Begin

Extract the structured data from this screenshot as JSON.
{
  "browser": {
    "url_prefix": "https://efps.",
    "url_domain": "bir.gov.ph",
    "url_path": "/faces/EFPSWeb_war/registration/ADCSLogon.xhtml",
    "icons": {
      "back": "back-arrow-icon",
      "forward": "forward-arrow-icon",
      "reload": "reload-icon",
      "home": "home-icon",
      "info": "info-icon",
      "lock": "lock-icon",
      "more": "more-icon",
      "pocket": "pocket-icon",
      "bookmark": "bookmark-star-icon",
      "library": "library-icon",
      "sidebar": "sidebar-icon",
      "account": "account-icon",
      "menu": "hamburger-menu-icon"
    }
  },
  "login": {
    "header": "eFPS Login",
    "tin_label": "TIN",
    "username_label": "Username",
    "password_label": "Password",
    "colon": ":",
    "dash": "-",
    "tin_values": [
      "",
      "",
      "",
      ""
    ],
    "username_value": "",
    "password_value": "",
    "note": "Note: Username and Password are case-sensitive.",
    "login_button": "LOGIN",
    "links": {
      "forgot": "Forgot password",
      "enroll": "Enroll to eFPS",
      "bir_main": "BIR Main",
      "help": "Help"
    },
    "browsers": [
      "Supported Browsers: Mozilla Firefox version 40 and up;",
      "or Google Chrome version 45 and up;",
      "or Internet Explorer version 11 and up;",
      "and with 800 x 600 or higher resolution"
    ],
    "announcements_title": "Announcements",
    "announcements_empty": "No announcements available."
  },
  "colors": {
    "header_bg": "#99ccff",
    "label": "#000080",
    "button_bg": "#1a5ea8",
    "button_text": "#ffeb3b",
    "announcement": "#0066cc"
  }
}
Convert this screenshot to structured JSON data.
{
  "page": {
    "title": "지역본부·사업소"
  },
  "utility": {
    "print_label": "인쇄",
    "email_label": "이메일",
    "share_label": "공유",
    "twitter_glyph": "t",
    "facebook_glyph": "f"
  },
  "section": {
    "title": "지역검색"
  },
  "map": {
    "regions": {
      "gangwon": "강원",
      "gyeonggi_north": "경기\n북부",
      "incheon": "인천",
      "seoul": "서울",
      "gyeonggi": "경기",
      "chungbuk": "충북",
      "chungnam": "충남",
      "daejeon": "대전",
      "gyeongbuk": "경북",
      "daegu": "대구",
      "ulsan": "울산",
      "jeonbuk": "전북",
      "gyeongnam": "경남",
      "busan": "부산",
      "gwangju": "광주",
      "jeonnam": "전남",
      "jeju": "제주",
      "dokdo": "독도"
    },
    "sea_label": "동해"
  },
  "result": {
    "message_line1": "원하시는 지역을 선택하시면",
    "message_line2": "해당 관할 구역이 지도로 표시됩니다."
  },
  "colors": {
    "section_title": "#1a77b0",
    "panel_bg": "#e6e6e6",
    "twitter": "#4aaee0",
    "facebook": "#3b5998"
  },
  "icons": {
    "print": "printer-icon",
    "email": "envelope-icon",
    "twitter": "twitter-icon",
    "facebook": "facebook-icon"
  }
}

End

#### Work required
Copy the material above back out, exactly as written.

#### Output of the task
Extract the structured data from this screenshot as JSON.
{
  "browser": {
    "url_prefix": "https://efps.",
    "url_domain": "bir.gov.ph",
    "url_path": "/faces/EFPSWeb_war/registration/ADCSLogon.xhtml",
    "icons": {
      "back": "back-arrow-icon",
      "forward": "forward-arrow-icon",
      "reload": "reload-icon",
      "home": "home-icon",
      "info": "info-icon",
      "lock": "lock-icon",
      "more": "more-icon",
      "pocket": "pocket-icon",
      "bookmark": "bookmark-star-icon",
      "library": "library-icon",
      "sidebar": "sidebar-icon",
      "account": "account-icon",
      "menu": "hamburger-menu-icon"
    }
  },
  "login": {
    "header": "eFPS Login",
    "tin_label": "TIN",
    "username_label": "Username",
    "password_label": "Password",
    "colon": ":",
    "dash": "-",
    "tin_values": [
      "",
      "",
      "",
      ""
    ],
    "username_value": "",
    "password_value": "",
    "note": "Note: Username and Password are case-sensitive.",
    "login_button": "LOGIN",
    "links": {
      "forgot": "Forgot password",
      "enroll": "Enroll to eFPS",
      "bir_main": "BIR Main",
      "help": "Help"
    },
    "browsers": [
      "Supported Browsers: Mozilla Firefox version 40 and up;",
      "or Google Chrome version 45 and up;",
      "or Internet Explorer version 11 and up;",
      "and with 800 x 600 or higher resolution"
    ],
    "announcements_title": "Announcements",
    "announcements_empty": "No announcements available."
  },
  "colors": {
    "header_bg": "#99ccff",
    "label": "#000080",
    "button_bg": "#1a5ea8",
    "button_text": "#ffeb3b",
    "announcement": "#0066cc"
  }
}
Convert this screenshot to structured JSON data.
{
  "page": {
    "title": "지역본부·사업소"
  },
  "utility": {
    "print_label": "인쇄",
    "email_label": "이메일",
    "share_label": "공유",
    "twitter_glyph": "t",
    "facebook_glyph": "f"
  },
  "section": {
    "title": "지역검색"
  },
  "map": {
    "regions": {
      "gangwon": "강원",
      "gyeonggi_north": "경기\n북부",
      "incheon": "인천",
      "seoul": "서울",
      "gyeonggi": "경기",
      "chungbuk": "충북",
      "chungnam": "충남",
      "daejeon": "대전",
      "gyeongbuk": "경북",
      "daegu": "대구",
      "ulsan": "울산",
      "jeonbuk": "전북",
      "gyeongnam": "경남",
      "busan": "부산",
      "gwangju": "광주",
      "jeonnam": "전남",
      "jeju": "제주",
      "dokdo": "독도"
    },
    "sea_label": "동해"
  },
  "result": {
    "message_line1": "원하시는 지역을 선택하시면",
    "message_line2": "해당 관할 구역이 지도로 표시됩니다."
  },
  "colors": {
    "section_title": "#1a77b0",
    "panel_bg": "#e6e6e6",
    "twitter": "#4aaee0",
    "facebook": "#3b5998"
  },
  "icons": {
    "print": "printer-icon",
    "email": "envelope-icon",
    "twitter": "twitter-icon",
    "facebook": "facebook-icon"
  }
}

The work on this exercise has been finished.